Provided records =>
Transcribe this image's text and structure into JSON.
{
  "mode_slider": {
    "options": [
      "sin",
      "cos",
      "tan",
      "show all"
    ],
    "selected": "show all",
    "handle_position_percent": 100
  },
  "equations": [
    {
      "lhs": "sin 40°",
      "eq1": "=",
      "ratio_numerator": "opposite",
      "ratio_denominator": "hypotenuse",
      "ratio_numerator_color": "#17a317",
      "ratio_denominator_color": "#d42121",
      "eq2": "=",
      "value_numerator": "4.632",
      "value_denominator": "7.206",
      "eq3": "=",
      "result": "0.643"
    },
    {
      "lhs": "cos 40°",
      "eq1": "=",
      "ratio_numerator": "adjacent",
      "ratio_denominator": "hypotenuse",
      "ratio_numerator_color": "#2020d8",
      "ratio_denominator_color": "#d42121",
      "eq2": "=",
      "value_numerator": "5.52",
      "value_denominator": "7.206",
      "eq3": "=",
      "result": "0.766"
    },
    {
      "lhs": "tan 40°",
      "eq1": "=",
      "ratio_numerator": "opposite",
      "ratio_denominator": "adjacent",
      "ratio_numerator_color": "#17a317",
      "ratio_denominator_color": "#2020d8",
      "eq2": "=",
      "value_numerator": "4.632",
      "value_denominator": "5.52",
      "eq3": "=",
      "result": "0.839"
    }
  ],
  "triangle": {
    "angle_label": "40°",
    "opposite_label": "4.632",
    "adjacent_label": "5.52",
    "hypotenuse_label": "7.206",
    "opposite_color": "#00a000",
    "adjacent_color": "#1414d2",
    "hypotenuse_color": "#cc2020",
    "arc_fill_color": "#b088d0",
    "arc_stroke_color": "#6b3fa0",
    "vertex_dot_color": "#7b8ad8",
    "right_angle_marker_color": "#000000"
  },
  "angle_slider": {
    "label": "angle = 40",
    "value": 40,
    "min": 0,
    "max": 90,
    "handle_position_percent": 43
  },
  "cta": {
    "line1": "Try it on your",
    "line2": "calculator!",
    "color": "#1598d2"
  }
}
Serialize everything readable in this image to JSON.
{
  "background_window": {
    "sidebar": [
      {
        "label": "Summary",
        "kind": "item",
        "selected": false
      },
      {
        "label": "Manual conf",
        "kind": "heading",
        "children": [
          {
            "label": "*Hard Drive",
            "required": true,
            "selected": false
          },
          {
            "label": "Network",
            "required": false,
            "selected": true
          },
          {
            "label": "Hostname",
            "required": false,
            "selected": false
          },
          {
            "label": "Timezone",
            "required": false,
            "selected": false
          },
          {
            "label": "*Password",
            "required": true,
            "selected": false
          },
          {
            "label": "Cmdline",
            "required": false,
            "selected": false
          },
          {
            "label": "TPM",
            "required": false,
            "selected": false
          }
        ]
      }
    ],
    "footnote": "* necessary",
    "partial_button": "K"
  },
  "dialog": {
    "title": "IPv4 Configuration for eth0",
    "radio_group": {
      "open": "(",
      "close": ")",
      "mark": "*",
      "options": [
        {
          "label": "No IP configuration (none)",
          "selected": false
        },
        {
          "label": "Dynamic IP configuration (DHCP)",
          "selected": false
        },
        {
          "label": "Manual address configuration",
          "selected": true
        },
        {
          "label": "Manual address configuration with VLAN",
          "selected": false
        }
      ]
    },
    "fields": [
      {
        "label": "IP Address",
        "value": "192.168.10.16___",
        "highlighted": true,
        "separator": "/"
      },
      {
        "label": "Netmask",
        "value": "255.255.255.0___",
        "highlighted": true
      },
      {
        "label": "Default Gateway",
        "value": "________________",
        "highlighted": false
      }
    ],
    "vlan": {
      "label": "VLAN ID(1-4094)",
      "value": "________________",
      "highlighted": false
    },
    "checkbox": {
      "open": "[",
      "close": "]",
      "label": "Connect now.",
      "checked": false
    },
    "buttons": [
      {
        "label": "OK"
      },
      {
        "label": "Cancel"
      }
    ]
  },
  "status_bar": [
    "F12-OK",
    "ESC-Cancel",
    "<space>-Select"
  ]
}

Request =>
Please restate the data word for word, every record included.

Solution to this exercise =>
Transcribe this image's text and structure into JSON.
{
  "mode_slider": {
    "options": [
      "sin",
      "cos",
      "tan",
      "show all"
    ],
    "selected": "show all",
    "handle_position_percent": 100
  },
  "equations": [
    {
      "lhs": "sin 40°",
      "eq1": "=",
      "ratio_numerator": "opposite",
      "ratio_denominator": "hypotenuse",
      "ratio_numerator_color": "#17a317",
      "ratio_denominator_color": "#d42121",
      "eq2": "=",
      "value_numerator": "4.632",
      "value_denominator": "7.206",
      "eq3": "=",
      "result": "0.643"
    },
    {
      "lhs": "cos 40°",
      "eq1": "=",
      "ratio_numerator": "adjacent",
      "ratio_denominator": "hypotenuse",
      "ratio_numerator_color": "#2020d8",
      "ratio_denominator_color": "#d42121",
      "eq2": "=",
      "value_numerator": "5.52",
      "value_denominator": "7.206",
      "eq3": "=",
      "result": "0.766"
    },
    {
      "lhs": "tan 40°",
      "eq1": "=",
      "ratio_numerator": "opposite",
      "ratio_denominator": "adjacent",
      "ratio_numerator_color": "#17a317",
      "ratio_denominator_color": "#2020d8",
      "eq2": "=",
      "value_numerator": "4.632",
      "value_denominator": "5.52",
      "eq3": "=",
      "result": "0.839"
    }
  ],
  "triangle": {
    "angle_label": "40°",
    "opposite_label": "4.632",
    "adjacent_label": "5.52",
    "hypotenuse_label": "7.206",
    "opposite_color": "#00a000",
    "adjacent_color": "#1414d2",
    "hypotenuse_color": "#cc2020",
    "arc_fill_color": "#b088d0",
    "arc_stroke_color": "#6b3fa0",
    "vertex_dot_color": "#7b8ad8",
    "right_angle_marker_color": "#000000"
  },
  "angle_slider": {
    "label": "angle = 40",
    "value": 40,
    "min": 0,
    "max": 90,
    "handle_position_percent": 43
  },
  "cta": {
    "line1": "Try it on your",
    "line2": "calculator!",
    "color": "#1598d2"
  }
}
Serialize everything readable in this image to JSON.
{
  "background_window": {
    "sidebar": [
      {
        "label": "Summary",
        "kind": "item",
        "selected": false
      },
      {
        "label": "Manual conf",
        "kind": "heading",
        "children": [
          {
            "label": "*Hard Drive",
            "required": true,
            "selected": false
          },
          {
            "label": "Network",
            "required": false,
            "selected": true
          },
          {
            "label": "Hostname",
            "required": false,
            "selected": false
          },
          {
            "label": "Timezone",
            "required": false,
            "selected": false
          },
          {
            "label": "*Password",
            "required": true,
            "selected": false
          },
          {
            "label": "Cmdline",
            "required": false,
            "selected": false
          },
          {
            "label": "TPM",
            "required": false,
            "selected": false
          }
        ]
      }
    ],
    "footnote": "* necessary",
    "partial_button": "K"
  },
  "dialog": {
    "title": "IPv4 Configuration for eth0",
    "radio_group": {
      "open": "(",
      "close": ")",
      "mark": "*",
      "options": [
        {
          "label": "No IP configuration (none)",
          "selected": false
        },
        {
          "label": "Dynamic IP configuration (DHCP)",
          "selected": false
        },
        {
          "label": "Manual address configuration",
          "selected": true
        },
        {
          "label": "Manual address configuration with VLAN",
          "selected": false
        }
      ]
    },
    "fields": [
      {
        "label": "IP Address",
        "value": "192.168.10.16___",
        "highlighted": true,
        "separator": "/"
      },
      {
        "label": "Netmask",
        "value": "255.255.255.0___",
        "highlighted": true
      },
      {
        "label": "Default Gateway",
        "value": "________________",
        "highlighted": false
      }
    ],
    "vlan": {
      "label": "VLAN ID(1-4094)",
      "value": "________________",
      "highlighted": false
    },
    "checkbox": {
      "open": "[",
      "close": "]",
      "label": "Connect now.",
      "checked": false
    },
    "buttons": [
      {
        "label": "OK"
      },
      {
        "label": "Cancel"
      }
    ]
  },
  "status_bar": [
    "F12-OK",
    "ESC-Cancel",
    "<space>-Select"
  ]
}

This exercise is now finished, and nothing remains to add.